THE REQUEST: Print each of the entries exactly, leaving nothing out.

Dataset rows:
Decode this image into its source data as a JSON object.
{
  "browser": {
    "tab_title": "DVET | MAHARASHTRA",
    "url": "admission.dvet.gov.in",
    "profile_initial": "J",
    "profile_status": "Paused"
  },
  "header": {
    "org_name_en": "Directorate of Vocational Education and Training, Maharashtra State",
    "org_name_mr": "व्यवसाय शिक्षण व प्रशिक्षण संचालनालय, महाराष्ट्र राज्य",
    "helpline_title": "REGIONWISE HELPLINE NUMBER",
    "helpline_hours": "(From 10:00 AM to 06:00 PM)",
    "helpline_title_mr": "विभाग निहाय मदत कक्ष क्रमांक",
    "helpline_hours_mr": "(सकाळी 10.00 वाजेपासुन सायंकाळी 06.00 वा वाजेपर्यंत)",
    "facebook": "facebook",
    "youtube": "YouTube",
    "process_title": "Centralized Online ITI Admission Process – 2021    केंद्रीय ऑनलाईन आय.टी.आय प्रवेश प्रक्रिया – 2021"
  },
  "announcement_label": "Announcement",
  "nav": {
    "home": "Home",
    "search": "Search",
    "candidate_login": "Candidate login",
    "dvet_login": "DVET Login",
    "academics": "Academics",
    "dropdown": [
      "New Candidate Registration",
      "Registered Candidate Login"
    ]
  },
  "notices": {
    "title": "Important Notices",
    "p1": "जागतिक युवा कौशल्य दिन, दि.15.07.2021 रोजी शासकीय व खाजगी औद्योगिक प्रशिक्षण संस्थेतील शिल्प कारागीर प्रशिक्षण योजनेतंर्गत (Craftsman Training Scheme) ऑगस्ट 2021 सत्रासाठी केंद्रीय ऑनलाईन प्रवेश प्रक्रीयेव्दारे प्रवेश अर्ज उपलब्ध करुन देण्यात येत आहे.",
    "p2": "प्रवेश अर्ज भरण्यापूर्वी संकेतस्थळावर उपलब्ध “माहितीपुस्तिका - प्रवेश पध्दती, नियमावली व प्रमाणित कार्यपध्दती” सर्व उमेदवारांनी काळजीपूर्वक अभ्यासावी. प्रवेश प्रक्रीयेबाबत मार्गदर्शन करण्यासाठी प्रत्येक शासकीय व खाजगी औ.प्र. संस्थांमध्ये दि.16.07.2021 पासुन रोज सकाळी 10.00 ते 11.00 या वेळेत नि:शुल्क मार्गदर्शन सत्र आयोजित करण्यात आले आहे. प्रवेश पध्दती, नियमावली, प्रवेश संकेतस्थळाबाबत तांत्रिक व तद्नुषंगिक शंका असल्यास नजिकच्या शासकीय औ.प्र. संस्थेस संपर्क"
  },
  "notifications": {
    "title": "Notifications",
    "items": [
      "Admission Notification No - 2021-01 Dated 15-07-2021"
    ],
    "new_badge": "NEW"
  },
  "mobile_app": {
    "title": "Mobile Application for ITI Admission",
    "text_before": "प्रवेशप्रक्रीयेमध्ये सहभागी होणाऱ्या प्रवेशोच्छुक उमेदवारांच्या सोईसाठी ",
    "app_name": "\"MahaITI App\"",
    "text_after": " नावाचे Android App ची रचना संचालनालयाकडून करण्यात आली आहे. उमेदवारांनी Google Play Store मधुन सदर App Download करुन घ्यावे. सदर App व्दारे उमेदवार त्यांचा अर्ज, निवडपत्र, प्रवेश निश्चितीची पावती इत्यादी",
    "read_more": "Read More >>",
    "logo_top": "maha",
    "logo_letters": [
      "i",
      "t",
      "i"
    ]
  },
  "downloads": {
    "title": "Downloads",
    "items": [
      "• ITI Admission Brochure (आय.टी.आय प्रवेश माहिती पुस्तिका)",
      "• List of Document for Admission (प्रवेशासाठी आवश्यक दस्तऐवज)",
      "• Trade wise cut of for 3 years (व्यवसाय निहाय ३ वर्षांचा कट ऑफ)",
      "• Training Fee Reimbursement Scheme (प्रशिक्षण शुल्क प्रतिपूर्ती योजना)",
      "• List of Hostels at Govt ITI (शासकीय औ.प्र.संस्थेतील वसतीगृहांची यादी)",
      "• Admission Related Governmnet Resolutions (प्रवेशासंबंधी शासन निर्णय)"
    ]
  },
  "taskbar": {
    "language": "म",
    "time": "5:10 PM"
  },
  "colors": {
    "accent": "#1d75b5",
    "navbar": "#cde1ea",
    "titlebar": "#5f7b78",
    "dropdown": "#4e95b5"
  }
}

SOLUTION TO THIS PROBLEM:
Decode this image into its source data as a JSON object.
{
  "browser": {
    "tab_title": "DVET | MAHARASHTRA",
    "url": "admission.dvet.gov.in",
    "profile_initial": "J",
    "profile_status": "Paused"
  },
  "header": {
    "org_name_en": "Directorate of Vocational Education and Training, Maharashtra State",
    "org_name_mr": "व्यवसाय शिक्षण व प्रशिक्षण संचालनालय, महाराष्ट्र राज्य",
    "helpline_title": "REGIONWISE HELPLINE NUMBER",
    "helpline_hours": "(From 10:00 AM to 06:00 PM)",
    "helpline_title_mr": "विभाग निहाय मदत कक्ष क्रमांक",
    "helpline_hours_mr": "(सकाळी 10.00 वाजेपासुन सायंकाळी 06.00 वा वाजेपर्यंत)",
    "facebook": "facebook",
    "youtube": "YouTube",
    "process_title": "Centralized Online ITI Admission Process – 2021    केंद्रीय ऑनलाईन आय.टी.आय प्रवेश प्रक्रिया – 2021"
  },
  "announcement_label": "Announcement",
  "nav": {
    "home": "Home",
    "search": "Search",
    "candidate_login": "Candidate login",
    "dvet_login": "DVET Login",
    "academics": "Academics",
    "dropdown": [
      "New Candidate Registration",
      "Registered Candidate Login"
    ]
  },
  "notices": {
    "title": "Important Notices",
    "p1": "जागतिक युवा कौशल्य दिन, दि.15.07.2021 रोजी शासकीय व खाजगी औद्योगिक प्रशिक्षण संस्थेतील शिल्प कारागीर प्रशिक्षण योजनेतंर्गत (Craftsman Training Scheme) ऑगस्ट 2021 सत्रासाठी केंद्रीय ऑनलाईन प्रवेश प्रक्रीयेव्दारे प्रवेश अर्ज उपलब्ध करुन देण्यात येत आहे.",
    "p2": "प्रवेश अर्ज भरण्यापूर्वी संकेतस्थळावर उपलब्ध “माहितीपुस्तिका - प्रवेश पध्दती, नियमावली व प्रमाणित कार्यपध्दती” सर्व उमेदवारांनी काळजीपूर्वक अभ्यासावी. प्रवेश प्रक्रीयेबाबत मार्गदर्शन करण्यासाठी प्रत्येक शासकीय व खाजगी औ.प्र. संस्थांमध्ये दि.16.07.2021 पासुन रोज सकाळी 10.00 ते 11.00 या वेळेत नि:शुल्क मार्गदर्शन सत्र आयोजित करण्यात आले आहे. प्रवेश पध्दती, नियमावली, प्रवेश संकेतस्थळाबाबत तांत्रिक व तद्नुषंगिक शंका असल्यास नजिकच्या शासकीय औ.प्र. संस्थेस संपर्क"
  },
  "notifications": {
    "title": "Notifications",
    "items": [
      "Admission Notification No - 2021-01 Dated 15-07-2021"
    ],
    "new_badge": "NEW"
  },
  "mobile_app": {
    "title": "Mobile Application for ITI Admission",
    "text_before": "प्रवेशप्रक्रीयेमध्ये सहभागी होणाऱ्या प्रवेशोच्छुक उमेदवारांच्या सोईसाठी ",
    "app_name": "\"MahaITI App\"",
    "text_after": " नावाचे Android App ची रचना संचालनालयाकडून करण्यात आली आहे. उमेदवारांनी Google Play Store मधुन सदर App Download करुन घ्यावे. सदर App व्दारे उमेदवार त्यांचा अर्ज, निवडपत्र, प्रवेश निश्चितीची पावती इत्यादी",
    "read_more": "Read More >>",
    "logo_top": "maha",
    "logo_letters": [
      "i",
      "t",
      "i"
    ]
  },
  "downloads": {
    "title": "Downloads",
    "items": [
      "• ITI Admission Brochure (आय.टी.आय प्रवेश माहिती पुस्तिका)",
      "• List of Document for Admission (प्रवेशासाठी आवश्यक दस्तऐवज)",
      "• Trade wise cut of for 3 years (व्यवसाय निहाय ३ वर्षांचा कट ऑफ)",
      "• Training Fee Reimbursement Scheme (प्रशिक्षण शुल्क प्रतिपूर्ती योजना)",
      "• List of Hostels at Govt ITI (शासकीय औ.प्र.संस्थेतील वसतीगृहांची यादी)",
      "• Admission Related Governmnet Resolutions (प्रवेशासंबंधी शासन निर्णय)"
    ]
  },
  "taskbar": {
    "language": "म",
    "time": "5:10 PM"
  },
  "colors": {
    "accent": "#1d75b5",
    "navbar": "#cde1ea",
    "titlebar": "#5f7b78",
    "dropdown": "#4e95b5"
  }
}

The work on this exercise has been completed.